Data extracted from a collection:

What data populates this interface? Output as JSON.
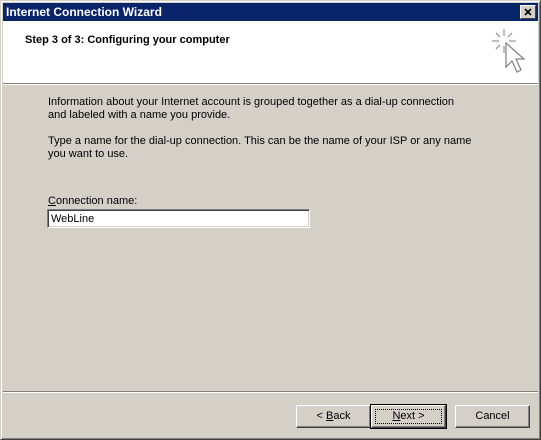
{
  "window": {
    "title": "Internet Connection Wizard"
  },
  "header": {
    "step_title": "Step 3 of 3: Configuring your computer",
    "icon": "wizard-cursor-sparkle-icon"
  },
  "body": {
    "paragraph1_line1": "Information about your Internet account is grouped together as a dial-up connection",
    "paragraph1_line2": "and labeled with a name you provide.",
    "paragraph2_line1": "Type a name for the dial-up connection. This can be the name of your ISP or any name",
    "paragraph2_line2": "you want to use.",
    "field_label_accel": "C",
    "field_label_rest": "onnection name:",
    "connection_name_value": "WebLine"
  },
  "buttons": {
    "back_prefix": "< ",
    "back_accel": "B",
    "back_rest": "ack",
    "next_accel": "N",
    "next_rest": "ext >",
    "cancel_label": "Cancel"
  }
}
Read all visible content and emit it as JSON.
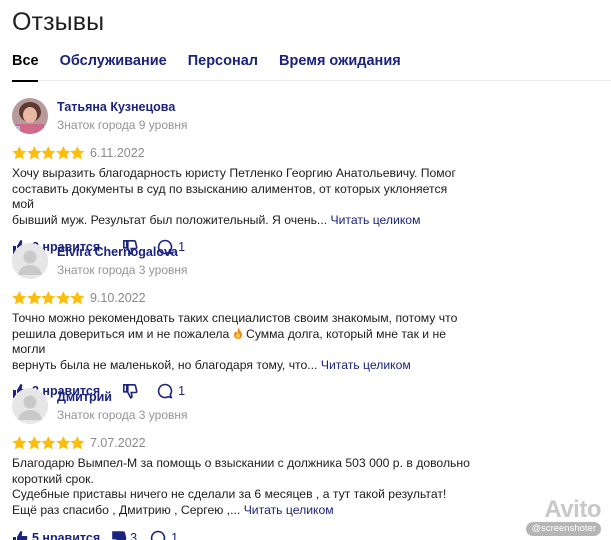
{
  "page": {
    "title": "Отзывы"
  },
  "tabs": [
    {
      "label": "Все",
      "active": true
    },
    {
      "label": "Обслуживание",
      "active": false
    },
    {
      "label": "Персонал",
      "active": false
    },
    {
      "label": "Время ожидания",
      "active": false
    }
  ],
  "colors": {
    "link": "#1a237e",
    "star": "#fcbd0b",
    "muted": "#949494"
  },
  "reviews": [
    {
      "author": "Татьяна Кузнецова",
      "level": "Знаток города 9 уровня",
      "avatar": "photo-avatar",
      "rating": 5,
      "date": "6.11.2022",
      "lines": [
        "Хочу выразить благодарность юристу Петленко Георгию Анатольевичу. Помог",
        "составить документы в суд по взысканию алиментов, от которых уклоняется мой",
        "бывший муж. Результат был положительный. Я очень..."
      ],
      "more": "Читать целиком",
      "likes": "2 нравится",
      "dislikes": "",
      "comments": "1"
    },
    {
      "author": "Elvira Chernogalova",
      "level": "Знаток города 3 уровня",
      "avatar": "default-avatar",
      "rating": 5,
      "date": "9.10.2022",
      "lines": [
        "Точно можно рекомендовать таких специалистов своим знакомым, потому что",
        "решила довериться им и не пожалела",
        "Сумма долга, который мне так и не могли",
        "вернуть была не маленькой, но благодаря тому, что..."
      ],
      "more": "Читать целиком",
      "likes": "3 нравится",
      "dislikes": "",
      "comments": "1"
    },
    {
      "author": "Дмитрий",
      "level": "Знаток города 3 уровня",
      "avatar": "default-avatar",
      "rating": 5,
      "date": "7.07.2022",
      "lines": [
        "Благодарю Вымпел-М за помощь о взыскании с должника 503 000 р. в довольно",
        "короткий срок.",
        "Судебные приставы ничего не сделали за 6 месяцев , а тут такой результат!",
        "Ещё раз спасибо , Дмитрию , Сергею ,..."
      ],
      "more": "Читать целиком",
      "likes": "5 нравится",
      "dislikes": "3",
      "comments": "1"
    }
  ],
  "watermark": {
    "brand": "Avito",
    "sub": "@screenshoter"
  }
}
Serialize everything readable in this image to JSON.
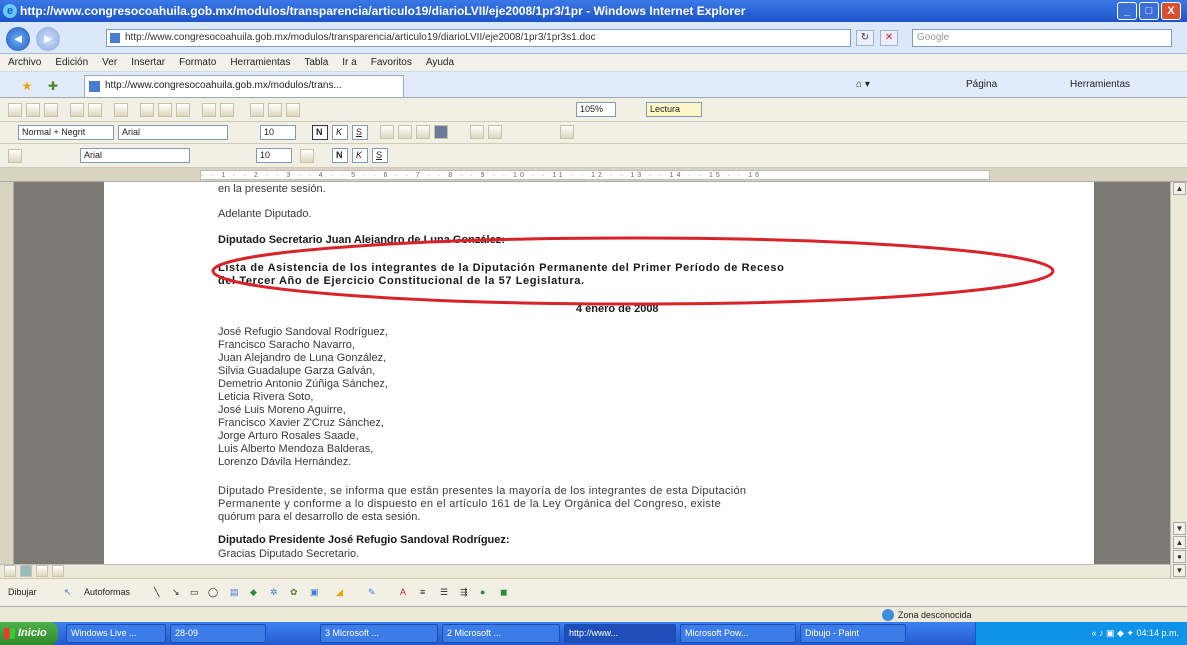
{
  "window": {
    "title": "http://www.congresocoahuila.gob.mx/modulos/transparencia/articulo19/diarioLVII/eje2008/1pr3/1pr - Windows Internet Explorer",
    "controls": {
      "minimize": "_",
      "maximize": "□",
      "close": "X"
    }
  },
  "address": {
    "url": "http://www.congresocoahuila.gob.mx/modulos/transparencia/articulo19/diarioLVII/eje2008/1pr3/1pr3s1.doc",
    "search_placeholder": "Google",
    "back": "◄",
    "forward": "►"
  },
  "menu": [
    "Archivo",
    "Edición",
    "Ver",
    "Insertar",
    "Formato",
    "Herramientas",
    "Tabla",
    "Ir a",
    "Favoritos",
    "Ayuda"
  ],
  "tab": {
    "label": "http://www.congresocoahuila.gob.mx/modulos/trans..."
  },
  "ie_commands": {
    "page": "Página",
    "tools": "Herramientas",
    "reading": "Lectura",
    "zoom": "105%"
  },
  "formatting": {
    "style": "Normal + Negrit",
    "font": "Arial",
    "size": "10",
    "font2": "Arial",
    "size2": "10",
    "bold": "N",
    "italic": "K",
    "underline": "S"
  },
  "document": {
    "lines": [
      "en la presente sesión.",
      "Adelante Diputado.",
      "Diputado Secretario Juan Alejandro de Luna González:",
      "Lista de Asistencia de los integrantes de la Diputación Permanente del Primer Período de Receso",
      "del Tercer Año de Ejercicio Constitucional de la 57 Legislatura.",
      "4 enero de 2008",
      "José Refugio Sandoval Rodríguez,",
      "Francisco Saracho Navarro,",
      "Juan Alejandro de Luna González,",
      "Silvia Guadalupe Garza Galván,",
      "Demetrio Antonio Zúñiga Sánchez,",
      "Leticia Rivera Soto,",
      "José Luis Moreno Aguirre,",
      "Francisco Xavier Z'Cruz Sánchez,",
      "Jorge Arturo Rosales Saade,",
      "Luis Alberto Mendoza Balderas,",
      "Lorenzo Dávila Hernández.",
      "Diputado Presidente, se informa que están presentes la mayoría de los integrantes de esta Diputación",
      "Permanente y conforme a lo dispuesto en el artículo 161 de la Ley Orgánica del Congreso, existe",
      "quórum para el desarrollo de esta sesión.",
      "Diputado Presidente José Refugio Sandoval Rodríguez:",
      "Gracias Diputado Secretario."
    ],
    "highlight_color": "#d8232a"
  },
  "drawing": {
    "draw": "Dibujar",
    "autoshapes": "Autoformas"
  },
  "status": {
    "zone": "Zona desconocida"
  },
  "taskbar": {
    "start": "Inicio",
    "items": [
      "Windows Live ...",
      "28-09",
      "3 Microsoft ...",
      "2 Microsoft ...",
      "http://www...",
      "Microsoft Pow...",
      "Dibujo - Paint"
    ],
    "clock": "04:14 p.m."
  }
}
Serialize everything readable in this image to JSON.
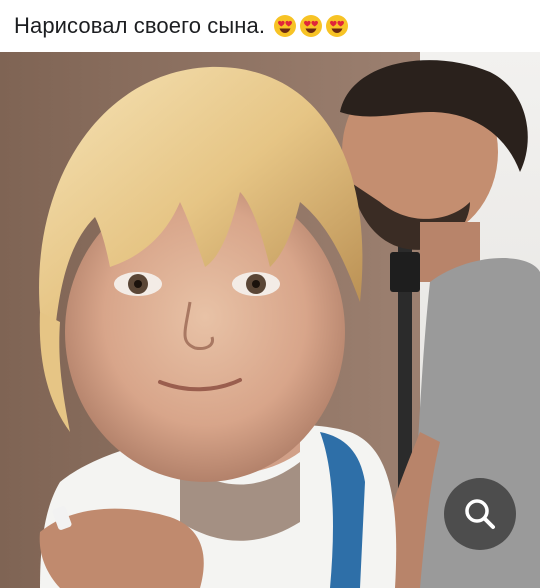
{
  "post": {
    "caption": "Нарисовал своего сына.",
    "emojis": [
      "heart-eyes-emoji",
      "heart-eyes-emoji",
      "heart-eyes-emoji"
    ]
  },
  "photo": {
    "subject": "photo"
  },
  "controls": {
    "search_icon": "search-icon",
    "accent_color": "#3c3c3c"
  }
}
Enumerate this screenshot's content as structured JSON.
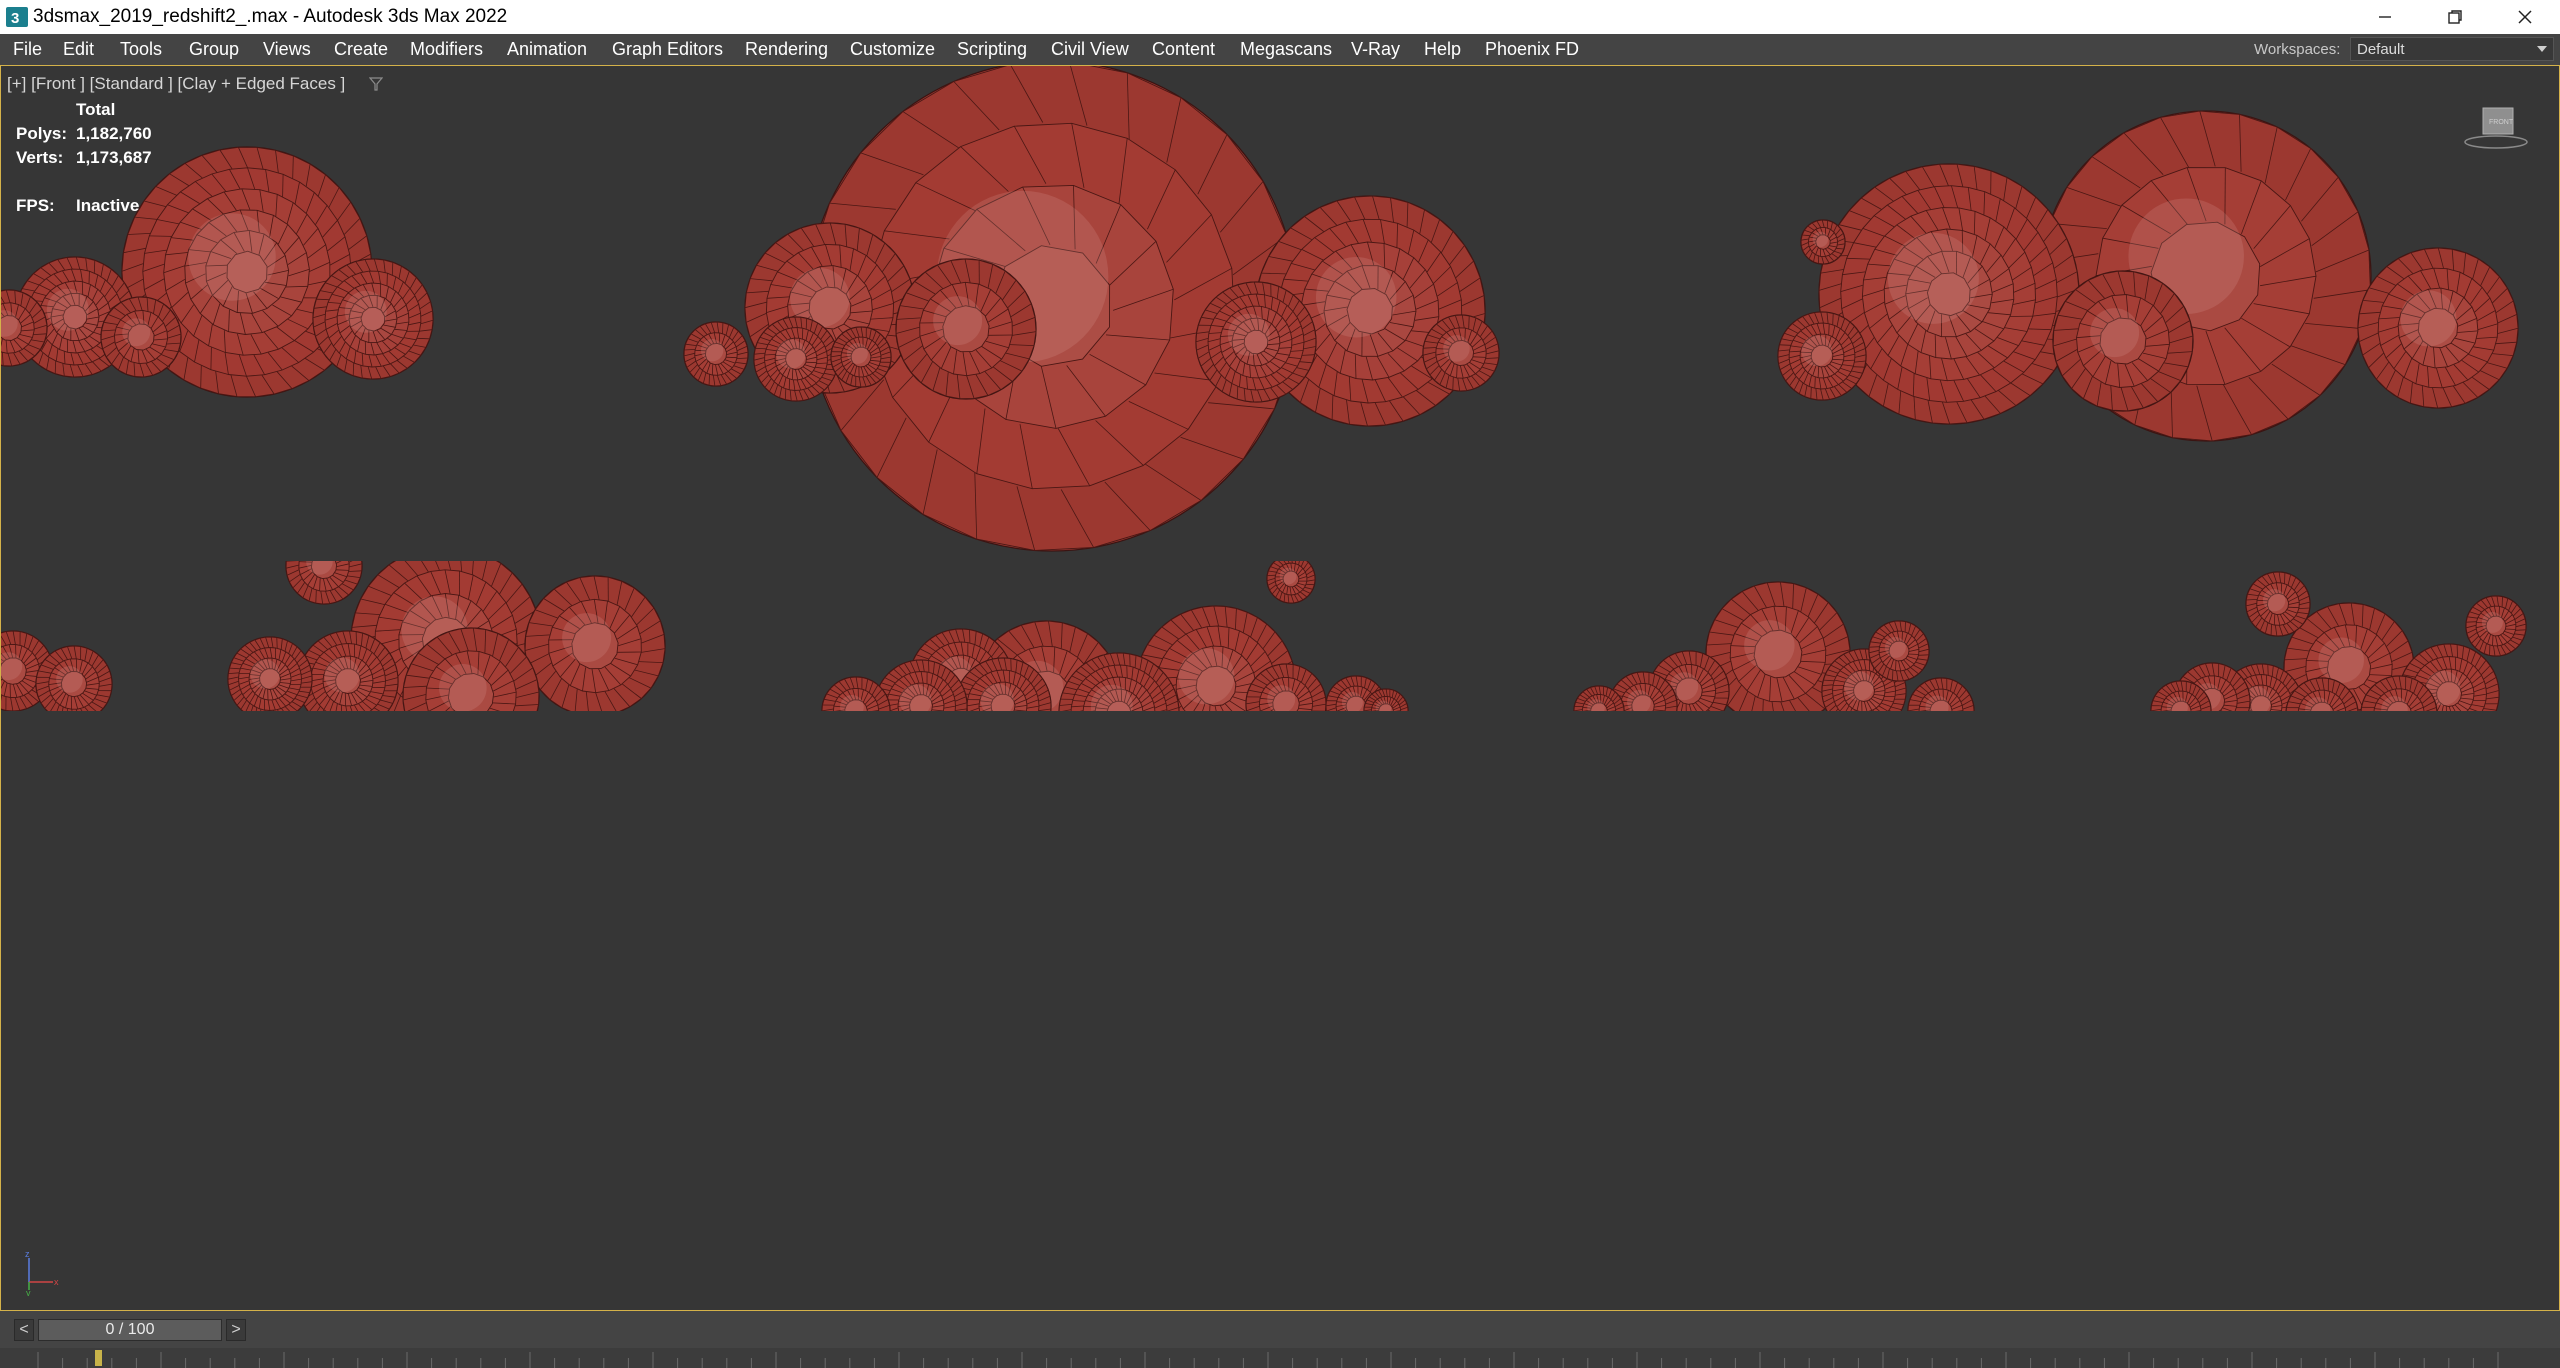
{
  "window": {
    "title": "3dsmax_2019_redshift2_.max - Autodesk 3ds Max 2022"
  },
  "menu": [
    "File",
    "Edit",
    "Tools",
    "Group",
    "Views",
    "Create",
    "Modifiers",
    "Animation",
    "Graph Editors",
    "Rendering",
    "Customize",
    "Scripting",
    "Civil View",
    "Content",
    "Megascans",
    "V-Ray",
    "Help",
    "Phoenix FD"
  ],
  "workspaces": {
    "label": "Workspaces:",
    "value": "Default"
  },
  "viewport": {
    "label": "[+] [Front ] [Standard ] [Clay + Edged Faces ]",
    "stats": {
      "header": "Total",
      "polys_label": "Polys:",
      "polys_value": "1,182,760",
      "verts_label": "Verts:",
      "verts_value": "1,173,687",
      "fps_label": "FPS:",
      "fps_value": "Inactive"
    },
    "viewcube_icon": "viewcube-icon",
    "axis_icon": "axis-tripod-icon",
    "accent_border": "#d4b24a",
    "background": "#363636",
    "mesh_color": "#a33a32"
  },
  "timeline": {
    "prev_label": "<",
    "next_label": ">",
    "slider_text": "0 / 100"
  }
}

*Written task:*
Retype the records exactly. Any image in them should not appear in what you write.

*Completed exercise:*
What data populates this interface? Output as JSON.
{
  "window": {
    "title": "Internet Connection Wizard"
  },
  "header": {
    "step_title": "Step 3 of 3: Configuring your computer",
    "icon": "wizard-cursor-sparkle-icon"
  },
  "body": {
    "paragraph1_line1": "Information about your Internet account is grouped together as a dial-up connection",
    "paragraph1_line2": "and labeled with a name you provide.",
    "paragraph2_line1": "Type a name for the dial-up connection. This can be the name of your ISP or any name",
    "paragraph2_line2": "you want to use.",
    "field_label_accel": "C",
    "field_label_rest": "onnection name:",
    "connection_name_value": "WebLine"
  },
  "buttons": {
    "back_prefix": "< ",
    "back_accel": "B",
    "back_rest": "ack",
    "next_accel": "N",
    "next_rest": "ext >",
    "cancel_label": "Cancel"
  }
}
Read all visible content and emit it as JSON.
{
  "page": {
    "title": "Отзывы"
  },
  "tabs": [
    {
      "label": "Все",
      "active": true
    },
    {
      "label": "Обслуживание",
      "active": false
    },
    {
      "label": "Персонал",
      "active": false
    },
    {
      "label": "Время ожидания",
      "active": false
    }
  ],
  "colors": {
    "link": "#1a237e",
    "star": "#fcbd0b",
    "muted": "#949494"
  },
  "reviews": [
    {
      "author": "Татьяна Кузнецова",
      "level": "Знаток города 9 уровня",
      "avatar": "photo-avatar",
      "rating": 5,
      "date": "6.11.2022",
      "lines": [
        "Хочу выразить благодарность юристу Петленко Георгию Анатольевичу. Помог",
        "составить документы в суд по взысканию алиментов, от которых уклоняется мой",
        "бывший муж. Результат был положительный. Я очень..."
      ],
      "more": "Читать целиком",
      "likes": "2 нравится",
      "dislikes": "",
      "comments": "1"
    },
    {
      "author": "Elvira Chernogalova",
      "level": "Знаток города 3 уровня",
      "avatar": "default-avatar",
      "rating": 5,
      "date": "9.10.2022",
      "lines": [
        "Точно можно рекомендовать таких специалистов своим знакомым, потому что",
        "решила довериться им и не пожалела",
        "Сумма долга, который мне так и не могли",
        "вернуть была не маленькой, но благодаря тому, что..."
      ],
      "more": "Читать целиком",
      "likes": "3 нравится",
      "dislikes": "",
      "comments": "1"
    },
    {
      "author": "Дмитрий",
      "level": "Знаток города 3 уровня",
      "avatar": "default-avatar",
      "rating": 5,
      "date": "7.07.2022",
      "lines": [
        "Благодарю Вымпел-М за помощь о взыскании с должника 503 000 р. в довольно",
        "короткий срок.",
        "Судебные приставы ничего не сделали за 6 месяцев , а тут такой результат!",
        "Ещё раз спасибо , Дмитрию , Сергею ,..."
      ],
      "more": "Читать целиком",
      "likes": "5 нравится",
      "dislikes": "3",
      "comments": "1"
    }
  ],
  "watermark": {
    "brand": "Avito",
    "sub": "@screenshoter"
  }
}
Serialize everything readable in this image to JSON.
{
  "window": {
    "title": "http://www.congresocoahuila.gob.mx/modulos/transparencia/articulo19/diarioLVII/eje2008/1pr3/1pr - Windows Internet Explorer",
    "controls": {
      "minimize": "_",
      "maximize": "□",
      "close": "X"
    }
  },
  "address": {
    "url": "http://www.congresocoahuila.gob.mx/modulos/transparencia/articulo19/diarioLVII/eje2008/1pr3/1pr3s1.doc",
    "search_placeholder": "Google",
    "back": "◄",
    "forward": "►"
  },
  "menu": [
    "Archivo",
    "Edición",
    "Ver",
    "Insertar",
    "Formato",
    "Herramientas",
    "Tabla",
    "Ir a",
    "Favoritos",
    "Ayuda"
  ],
  "tab": {
    "label": "http://www.congresocoahuila.gob.mx/modulos/trans..."
  },
  "ie_commands": {
    "page": "Página",
    "tools": "Herramientas",
    "reading": "Lectura",
    "zoom": "105%"
  },
  "formatting": {
    "style": "Normal + Negrit",
    "font": "Arial",
    "size": "10",
    "font2": "Arial",
    "size2": "10",
    "bold": "N",
    "italic": "K",
    "underline": "S"
  },
  "document": {
    "lines": [
      "en la presente sesión.",
      "Adelante Diputado.",
      "Diputado Secretario Juan Alejandro de Luna González:",
      "Lista de Asistencia de los integrantes de la Diputación Permanente del Primer Período de Receso",
      "del Tercer Año de Ejercicio Constitucional de la 57 Legislatura.",
      "4 enero de 2008",
      "José Refugio Sandoval Rodríguez,",
      "Francisco Saracho Navarro,",
      "Juan Alejandro de Luna González,",
      "Silvia Guadalupe Garza Galván,",
      "Demetrio Antonio Zúñiga Sánchez,",
      "Leticia Rivera Soto,",
      "José Luis Moreno Aguirre,",
      "Francisco Xavier Z'Cruz Sánchez,",
      "Jorge Arturo Rosales Saade,",
      "Luis Alberto Mendoza Balderas,",
      "Lorenzo Dávila Hernández.",
      "Diputado Presidente, se informa que están presentes la mayoría de los integrantes de esta Diputación",
      "Permanente y conforme a lo dispuesto en el artículo 161 de la Ley Orgánica del Congreso, existe",
      "quórum para el desarrollo de esta sesión.",
      "Diputado Presidente José Refugio Sandoval Rodríguez:",
      "Gracias Diputado Secretario."
    ],
    "highlight_color": "#d8232a"
  },
  "drawing": {
    "draw": "Dibujar",
    "autoshapes": "Autoformas"
  },
  "status": {
    "zone": "Zona desconocida"
  },
  "taskbar": {
    "start": "Inicio",
    "items": [
      "Windows Live ...",
      "28-09",
      "3 Microsoft ...",
      "2 Microsoft ...",
      "http://www...",
      "Microsoft Pow...",
      "Dibujo - Paint"
    ],
    "clock": "04:14 p.m."
  }
}
Serialize everything readable in this image to JSON.
{
  "post": {
    "caption": "Нарисовал своего сына.",
    "emojis": [
      "heart-eyes-emoji",
      "heart-eyes-emoji",
      "heart-eyes-emoji"
    ]
  },
  "photo": {
    "subject": "photo"
  },
  "controls": {
    "search_icon": "search-icon",
    "accent_color": "#3c3c3c"
  }
}
Enumerate this screenshot's content as structured JSON.
{
  "window": {
    "title": "3dsmax_2019_redshift2_.max - Autodesk 3ds Max 2022"
  },
  "menu": [
    "File",
    "Edit",
    "Tools",
    "Group",
    "Views",
    "Create",
    "Modifiers",
    "Animation",
    "Graph Editors",
    "Rendering",
    "Customize",
    "Scripting",
    "Civil View",
    "Content",
    "Megascans",
    "V-Ray",
    "Help",
    "Phoenix FD"
  ],
  "workspaces": {
    "label": "Workspaces:",
    "value": "Default"
  },
  "viewport": {
    "label": "[+] [Front ] [Standard ] [Clay + Edged Faces ]",
    "stats": {
      "header": "Total",
      "polys_label": "Polys:",
      "polys_value": "1,182,760",
      "verts_label": "Verts:",
      "verts_value": "1,173,687",
      "fps_label": "FPS:",
      "fps_value": "Inactive"
    },
    "viewcube_icon": "viewcube-icon",
    "axis_icon": "axis-tripod-icon",
    "accent_border": "#d4b24a",
    "background": "#363636",
    "mesh_color": "#a33a32"
  },
  "timeline": {
    "prev_label": "<",
    "next_label": ">",
    "slider_text": "0 / 100"
  }
}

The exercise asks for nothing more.